* Start ENTRIES SUPPLIED *
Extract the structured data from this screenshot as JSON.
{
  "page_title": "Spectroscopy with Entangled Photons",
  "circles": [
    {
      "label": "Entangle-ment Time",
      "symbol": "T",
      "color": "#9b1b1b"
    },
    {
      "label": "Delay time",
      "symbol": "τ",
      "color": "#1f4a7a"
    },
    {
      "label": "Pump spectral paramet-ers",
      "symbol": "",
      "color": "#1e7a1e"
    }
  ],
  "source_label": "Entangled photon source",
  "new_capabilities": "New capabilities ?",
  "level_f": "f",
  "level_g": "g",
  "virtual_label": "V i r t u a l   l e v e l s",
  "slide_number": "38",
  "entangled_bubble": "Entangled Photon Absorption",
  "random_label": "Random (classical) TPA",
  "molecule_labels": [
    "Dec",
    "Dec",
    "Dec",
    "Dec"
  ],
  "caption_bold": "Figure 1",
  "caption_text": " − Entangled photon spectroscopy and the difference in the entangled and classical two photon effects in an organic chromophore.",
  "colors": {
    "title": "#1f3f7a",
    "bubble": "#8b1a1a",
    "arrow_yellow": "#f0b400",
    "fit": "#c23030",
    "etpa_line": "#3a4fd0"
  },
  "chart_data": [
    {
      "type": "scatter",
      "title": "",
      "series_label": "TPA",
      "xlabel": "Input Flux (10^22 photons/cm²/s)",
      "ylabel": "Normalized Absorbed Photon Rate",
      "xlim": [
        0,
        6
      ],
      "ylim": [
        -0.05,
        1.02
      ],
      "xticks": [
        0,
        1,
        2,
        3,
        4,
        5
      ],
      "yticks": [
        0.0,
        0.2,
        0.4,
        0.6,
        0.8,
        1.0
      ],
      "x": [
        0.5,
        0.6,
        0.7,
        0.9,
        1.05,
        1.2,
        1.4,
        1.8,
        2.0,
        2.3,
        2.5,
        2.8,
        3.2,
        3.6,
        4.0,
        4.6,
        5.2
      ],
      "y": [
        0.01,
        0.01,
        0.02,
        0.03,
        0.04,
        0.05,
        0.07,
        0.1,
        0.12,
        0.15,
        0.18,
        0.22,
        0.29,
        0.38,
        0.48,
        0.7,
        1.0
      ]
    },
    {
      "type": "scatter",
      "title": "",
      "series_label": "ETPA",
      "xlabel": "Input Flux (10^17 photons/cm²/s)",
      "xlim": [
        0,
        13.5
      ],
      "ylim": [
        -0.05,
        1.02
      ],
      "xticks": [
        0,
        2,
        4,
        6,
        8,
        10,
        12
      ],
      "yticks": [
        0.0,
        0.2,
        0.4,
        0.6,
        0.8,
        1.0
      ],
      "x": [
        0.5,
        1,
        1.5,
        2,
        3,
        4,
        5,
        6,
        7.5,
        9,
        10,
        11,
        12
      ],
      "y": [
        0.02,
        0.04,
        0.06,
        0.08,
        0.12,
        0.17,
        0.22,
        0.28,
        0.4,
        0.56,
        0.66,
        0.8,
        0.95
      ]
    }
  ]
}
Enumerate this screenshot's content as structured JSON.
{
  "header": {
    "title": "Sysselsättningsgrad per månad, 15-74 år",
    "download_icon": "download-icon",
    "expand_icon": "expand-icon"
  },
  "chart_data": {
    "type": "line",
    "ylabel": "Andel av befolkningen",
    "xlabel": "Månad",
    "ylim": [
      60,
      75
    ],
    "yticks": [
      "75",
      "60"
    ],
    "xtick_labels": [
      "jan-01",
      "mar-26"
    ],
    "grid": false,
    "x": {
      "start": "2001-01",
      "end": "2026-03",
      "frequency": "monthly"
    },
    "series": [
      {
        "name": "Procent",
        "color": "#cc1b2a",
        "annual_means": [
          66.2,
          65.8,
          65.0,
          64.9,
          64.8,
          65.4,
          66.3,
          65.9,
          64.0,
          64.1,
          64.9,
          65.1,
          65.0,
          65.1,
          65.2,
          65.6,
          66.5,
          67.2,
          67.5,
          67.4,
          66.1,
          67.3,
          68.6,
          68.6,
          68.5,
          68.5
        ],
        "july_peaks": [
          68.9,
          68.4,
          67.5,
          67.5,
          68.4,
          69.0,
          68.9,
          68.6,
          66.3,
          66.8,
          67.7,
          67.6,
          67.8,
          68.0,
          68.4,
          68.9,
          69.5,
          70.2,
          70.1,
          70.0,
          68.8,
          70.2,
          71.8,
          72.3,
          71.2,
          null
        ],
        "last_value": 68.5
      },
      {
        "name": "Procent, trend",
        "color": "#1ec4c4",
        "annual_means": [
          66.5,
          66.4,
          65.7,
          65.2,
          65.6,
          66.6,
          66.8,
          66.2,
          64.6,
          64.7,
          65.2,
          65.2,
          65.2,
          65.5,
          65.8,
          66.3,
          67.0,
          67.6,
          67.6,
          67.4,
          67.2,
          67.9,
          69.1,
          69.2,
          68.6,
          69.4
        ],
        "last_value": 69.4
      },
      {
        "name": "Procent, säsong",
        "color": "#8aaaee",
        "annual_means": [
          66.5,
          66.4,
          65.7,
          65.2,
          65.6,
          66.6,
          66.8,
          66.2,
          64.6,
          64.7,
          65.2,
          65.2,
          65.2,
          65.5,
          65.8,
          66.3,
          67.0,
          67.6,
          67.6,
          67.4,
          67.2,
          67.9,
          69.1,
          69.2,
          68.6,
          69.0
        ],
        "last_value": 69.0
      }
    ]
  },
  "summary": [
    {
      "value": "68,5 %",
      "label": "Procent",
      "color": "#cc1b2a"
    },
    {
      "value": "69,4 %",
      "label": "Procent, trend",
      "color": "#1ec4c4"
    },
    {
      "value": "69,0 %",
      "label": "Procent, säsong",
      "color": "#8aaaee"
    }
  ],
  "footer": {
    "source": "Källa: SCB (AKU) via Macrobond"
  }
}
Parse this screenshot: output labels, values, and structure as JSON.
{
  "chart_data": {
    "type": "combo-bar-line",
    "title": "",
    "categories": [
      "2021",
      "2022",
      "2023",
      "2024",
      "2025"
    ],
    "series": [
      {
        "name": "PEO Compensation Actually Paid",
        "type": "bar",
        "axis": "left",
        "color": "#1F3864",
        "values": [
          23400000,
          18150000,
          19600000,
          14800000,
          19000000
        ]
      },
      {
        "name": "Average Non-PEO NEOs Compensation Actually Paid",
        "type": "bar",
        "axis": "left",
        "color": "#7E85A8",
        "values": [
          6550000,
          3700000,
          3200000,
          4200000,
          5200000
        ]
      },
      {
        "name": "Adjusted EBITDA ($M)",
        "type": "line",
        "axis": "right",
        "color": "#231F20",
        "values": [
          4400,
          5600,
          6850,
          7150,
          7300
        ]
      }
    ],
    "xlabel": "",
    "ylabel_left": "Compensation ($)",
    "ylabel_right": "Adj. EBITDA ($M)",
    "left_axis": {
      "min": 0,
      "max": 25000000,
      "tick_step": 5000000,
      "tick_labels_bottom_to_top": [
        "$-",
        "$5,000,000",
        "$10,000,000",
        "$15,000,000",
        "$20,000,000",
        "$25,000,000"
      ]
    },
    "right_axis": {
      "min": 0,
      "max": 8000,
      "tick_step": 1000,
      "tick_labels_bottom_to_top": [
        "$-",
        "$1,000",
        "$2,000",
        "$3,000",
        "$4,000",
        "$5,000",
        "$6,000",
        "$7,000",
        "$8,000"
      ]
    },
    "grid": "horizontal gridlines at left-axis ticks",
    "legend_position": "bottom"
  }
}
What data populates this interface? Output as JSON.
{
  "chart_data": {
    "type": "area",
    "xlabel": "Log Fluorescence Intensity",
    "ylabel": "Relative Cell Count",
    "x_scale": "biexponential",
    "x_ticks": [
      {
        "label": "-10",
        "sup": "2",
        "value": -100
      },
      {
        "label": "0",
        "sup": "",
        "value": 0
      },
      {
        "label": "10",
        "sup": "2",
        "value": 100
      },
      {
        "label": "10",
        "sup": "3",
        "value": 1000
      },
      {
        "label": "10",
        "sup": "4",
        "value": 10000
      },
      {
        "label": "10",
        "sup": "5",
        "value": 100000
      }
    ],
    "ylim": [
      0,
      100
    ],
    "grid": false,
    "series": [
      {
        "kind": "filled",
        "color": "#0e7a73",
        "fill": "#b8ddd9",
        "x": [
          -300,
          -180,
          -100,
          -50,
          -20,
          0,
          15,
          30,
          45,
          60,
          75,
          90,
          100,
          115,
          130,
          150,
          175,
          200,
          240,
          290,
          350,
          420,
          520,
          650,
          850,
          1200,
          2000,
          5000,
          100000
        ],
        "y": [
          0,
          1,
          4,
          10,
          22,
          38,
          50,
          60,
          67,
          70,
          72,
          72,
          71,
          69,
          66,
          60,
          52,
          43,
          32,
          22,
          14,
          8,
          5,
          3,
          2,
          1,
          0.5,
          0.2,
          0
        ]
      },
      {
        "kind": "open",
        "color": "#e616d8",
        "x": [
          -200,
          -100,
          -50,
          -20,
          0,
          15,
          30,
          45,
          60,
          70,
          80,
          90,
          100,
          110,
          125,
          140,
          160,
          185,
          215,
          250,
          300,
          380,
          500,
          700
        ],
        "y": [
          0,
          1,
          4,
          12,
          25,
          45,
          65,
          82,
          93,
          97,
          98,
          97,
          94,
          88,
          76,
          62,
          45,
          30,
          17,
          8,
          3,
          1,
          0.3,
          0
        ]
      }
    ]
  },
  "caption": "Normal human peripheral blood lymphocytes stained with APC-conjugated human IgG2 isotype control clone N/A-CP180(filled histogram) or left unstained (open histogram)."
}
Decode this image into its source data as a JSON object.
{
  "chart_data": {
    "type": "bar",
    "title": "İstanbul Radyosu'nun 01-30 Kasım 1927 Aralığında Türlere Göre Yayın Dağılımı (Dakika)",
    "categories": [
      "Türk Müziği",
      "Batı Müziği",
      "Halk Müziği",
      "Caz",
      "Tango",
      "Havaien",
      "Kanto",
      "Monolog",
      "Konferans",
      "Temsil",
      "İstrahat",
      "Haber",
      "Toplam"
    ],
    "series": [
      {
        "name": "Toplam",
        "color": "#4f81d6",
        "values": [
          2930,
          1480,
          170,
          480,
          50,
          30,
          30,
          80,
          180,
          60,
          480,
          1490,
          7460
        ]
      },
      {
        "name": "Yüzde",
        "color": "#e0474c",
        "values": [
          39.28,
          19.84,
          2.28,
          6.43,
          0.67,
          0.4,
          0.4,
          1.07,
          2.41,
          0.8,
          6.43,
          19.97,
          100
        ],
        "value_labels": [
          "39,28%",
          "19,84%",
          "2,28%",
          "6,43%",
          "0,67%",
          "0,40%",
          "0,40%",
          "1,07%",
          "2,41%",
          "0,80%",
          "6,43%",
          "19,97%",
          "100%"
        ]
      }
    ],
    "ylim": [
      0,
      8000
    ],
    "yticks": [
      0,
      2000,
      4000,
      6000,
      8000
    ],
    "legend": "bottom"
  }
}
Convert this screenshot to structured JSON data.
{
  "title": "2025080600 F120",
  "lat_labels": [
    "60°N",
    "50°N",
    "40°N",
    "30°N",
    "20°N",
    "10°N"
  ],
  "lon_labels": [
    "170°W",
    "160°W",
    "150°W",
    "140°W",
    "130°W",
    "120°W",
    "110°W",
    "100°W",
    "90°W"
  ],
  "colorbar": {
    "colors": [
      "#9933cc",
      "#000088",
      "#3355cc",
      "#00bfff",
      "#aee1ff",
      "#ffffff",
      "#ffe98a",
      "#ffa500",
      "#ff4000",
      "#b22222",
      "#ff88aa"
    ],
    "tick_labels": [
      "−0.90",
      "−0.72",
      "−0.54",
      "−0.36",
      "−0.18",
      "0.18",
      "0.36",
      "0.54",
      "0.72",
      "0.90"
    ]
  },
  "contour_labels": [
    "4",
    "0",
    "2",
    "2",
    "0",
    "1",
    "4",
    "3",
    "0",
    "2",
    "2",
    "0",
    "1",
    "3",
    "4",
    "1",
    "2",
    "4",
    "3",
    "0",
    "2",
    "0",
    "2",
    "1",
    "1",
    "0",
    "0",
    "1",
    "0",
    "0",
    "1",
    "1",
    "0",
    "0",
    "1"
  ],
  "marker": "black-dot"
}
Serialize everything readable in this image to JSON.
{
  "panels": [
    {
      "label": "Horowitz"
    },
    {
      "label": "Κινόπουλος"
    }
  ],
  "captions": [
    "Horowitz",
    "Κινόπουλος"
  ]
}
* End ENTRIES SUPPLIED *
> WHAT TO WORK ON: Your output consists solely of the lines from the one with "Serialize everything readable" through the last line, copied exactly.

> RESPONSE TO THIS EXERCISE:
Serialize everything readable in this image to JSON.
{
  "panels": [
    {
      "label": "Horowitz"
    },
    {
      "label": "Κινόπουλος"
    }
  ],
  "captions": [
    "Horowitz",
    "Κινόπουλος"
  ]
}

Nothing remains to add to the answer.